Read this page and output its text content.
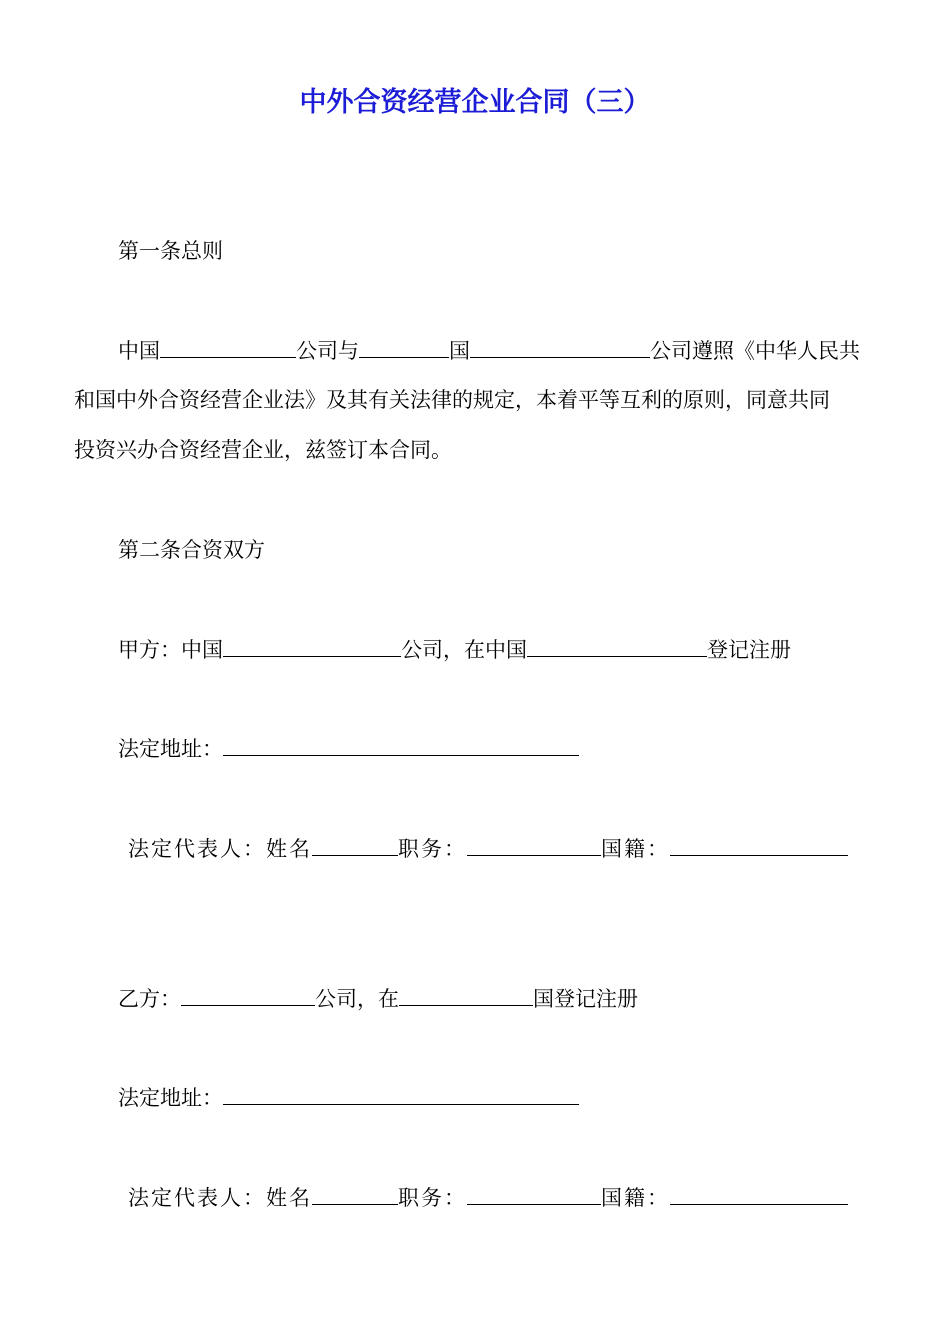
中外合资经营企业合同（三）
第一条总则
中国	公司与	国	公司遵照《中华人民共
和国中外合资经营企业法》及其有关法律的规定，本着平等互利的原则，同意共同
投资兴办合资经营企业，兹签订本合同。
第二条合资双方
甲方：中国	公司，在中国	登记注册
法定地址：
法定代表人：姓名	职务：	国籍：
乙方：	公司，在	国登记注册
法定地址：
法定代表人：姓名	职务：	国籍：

┄┄┄┄┄┄

- _DIRECTIONS FOR THIS TASK_:
Excluding the pictures, restate the records above word for word.

- _ANSWER FOR THIS EXERCISE_:
Read this page and output its text content.
中外合资经营企业合同（三）
第一条总则
中国	公司与	国	公司遵照《中华人民共
和国中外合资经营企业法》及其有关法律的规定，本着平等互利的原则，同意共同
投资兴办合资经营企业，兹签订本合同。
第二条合资双方
甲方：中国	公司，在中国	登记注册
法定地址：
法定代表人：姓名	职务：	国籍：
乙方：	公司，在	国登记注册
法定地址：
法定代表人：姓名	职务：	国籍：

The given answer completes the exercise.